(Source records)
□ □ □

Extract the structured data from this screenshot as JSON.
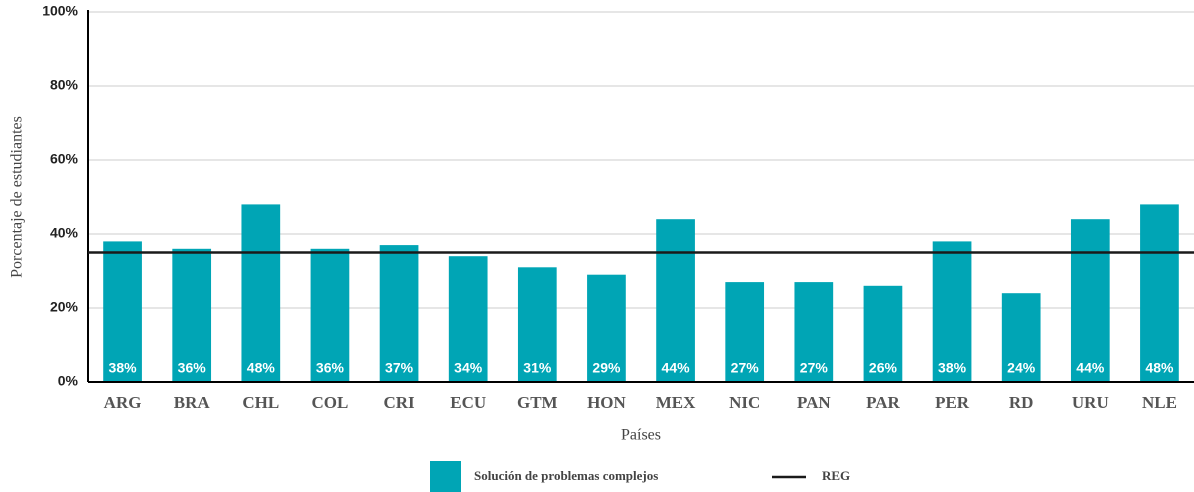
{
  "chart_data": {
    "type": "bar",
    "categories": [
      "ARG",
      "BRA",
      "CHL",
      "COL",
      "CRI",
      "ECU",
      "GTM",
      "HON",
      "MEX",
      "NIC",
      "PAN",
      "PAR",
      "PER",
      "RD",
      "URU",
      "NLE"
    ],
    "series": [
      {
        "name": "Solución de problemas complejos",
        "color": "#00a5b5",
        "values": [
          38,
          36,
          48,
          36,
          37,
          34,
          31,
          29,
          44,
          27,
          27,
          26,
          38,
          24,
          44,
          48
        ],
        "value_labels": [
          "38%",
          "36%",
          "48%",
          "36%",
          "37%",
          "34%",
          "31%",
          "29%",
          "44%",
          "27%",
          "27%",
          "26%",
          "38%",
          "24%",
          "44%",
          "48%"
        ]
      }
    ],
    "reference_line": {
      "name": "REG",
      "value": 35,
      "color": "#1a1a1a"
    },
    "ylabel": "Porcentaje de estudiantes",
    "xlabel": "Países",
    "ylim": [
      0,
      100
    ],
    "yticks": [
      {
        "value": 0,
        "label": "0%"
      },
      {
        "value": 20,
        "label": "20%"
      },
      {
        "value": 40,
        "label": "40%"
      },
      {
        "value": 60,
        "label": "60%"
      },
      {
        "value": 80,
        "label": "80%"
      },
      {
        "value": 100,
        "label": "100%"
      }
    ],
    "grid": true
  }
}
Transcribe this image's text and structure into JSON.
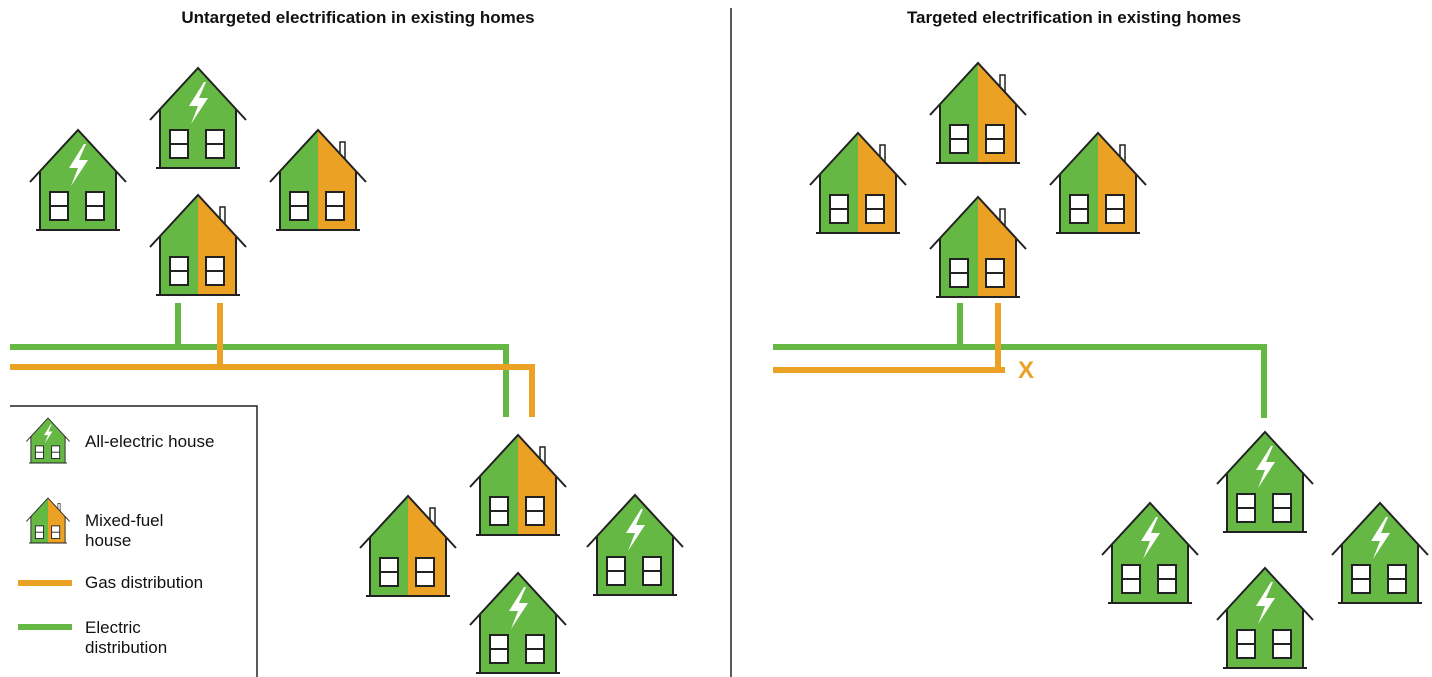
{
  "panels": [
    {
      "title": "Untargeted electrification in existing homes"
    },
    {
      "title": "Targeted electrification in existing homes"
    }
  ],
  "legend": [
    {
      "label": "All-electric house"
    },
    {
      "label": "Mixed-fuel house"
    },
    {
      "label": "Gas distribution"
    },
    {
      "label": "Electric distribution"
    }
  ],
  "gas_cutoff_mark": "X"
}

□ □ □

(Work instructions)
Repeat the data exactly, dropping every picture it holds.

(Finished answer)
Extract the structured data from this screenshot as JSON.
{
  "chart_data": {
    "type": "bar",
    "categories": [
      "ARG",
      "BRA",
      "CHL",
      "COL",
      "CRI",
      "ECU",
      "GTM",
      "HON",
      "MEX",
      "NIC",
      "PAN",
      "PAR",
      "PER",
      "RD",
      "URU",
      "NLE"
    ],
    "series": [
      {
        "name": "Solución de problemas complejos",
        "color": "#00a5b5",
        "values": [
          38,
          36,
          48,
          36,
          37,
          34,
          31,
          29,
          44,
          27,
          27,
          26,
          38,
          24,
          44,
          48
        ],
        "value_labels": [
          "38%",
          "36%",
          "48%",
          "36%",
          "37%",
          "34%",
          "31%",
          "29%",
          "44%",
          "27%",
          "27%",
          "26%",
          "38%",
          "24%",
          "44%",
          "48%"
        ]
      }
    ],
    "reference_line": {
      "name": "REG",
      "value": 35,
      "color": "#1a1a1a"
    },
    "ylabel": "Porcentaje de estudiantes",
    "xlabel": "Países",
    "ylim": [
      0,
      100
    ],
    "yticks": [
      {
        "value": 0,
        "label": "0%"
      },
      {
        "value": 20,
        "label": "20%"
      },
      {
        "value": 40,
        "label": "40%"
      },
      {
        "value": 60,
        "label": "60%"
      },
      {
        "value": 80,
        "label": "80%"
      },
      {
        "value": 100,
        "label": "100%"
      }
    ],
    "grid": true
  }
}
Transcribe this image's text and structure into JSON.
{
  "panels": [
    {
      "title": "Untargeted electrification in existing homes"
    },
    {
      "title": "Targeted electrification in existing homes"
    }
  ],
  "legend": [
    {
      "label": "All-electric house"
    },
    {
      "label": "Mixed-fuel house"
    },
    {
      "label": "Gas distribution"
    },
    {
      "label": "Electric distribution"
    }
  ],
  "gas_cutoff_mark": "X"
}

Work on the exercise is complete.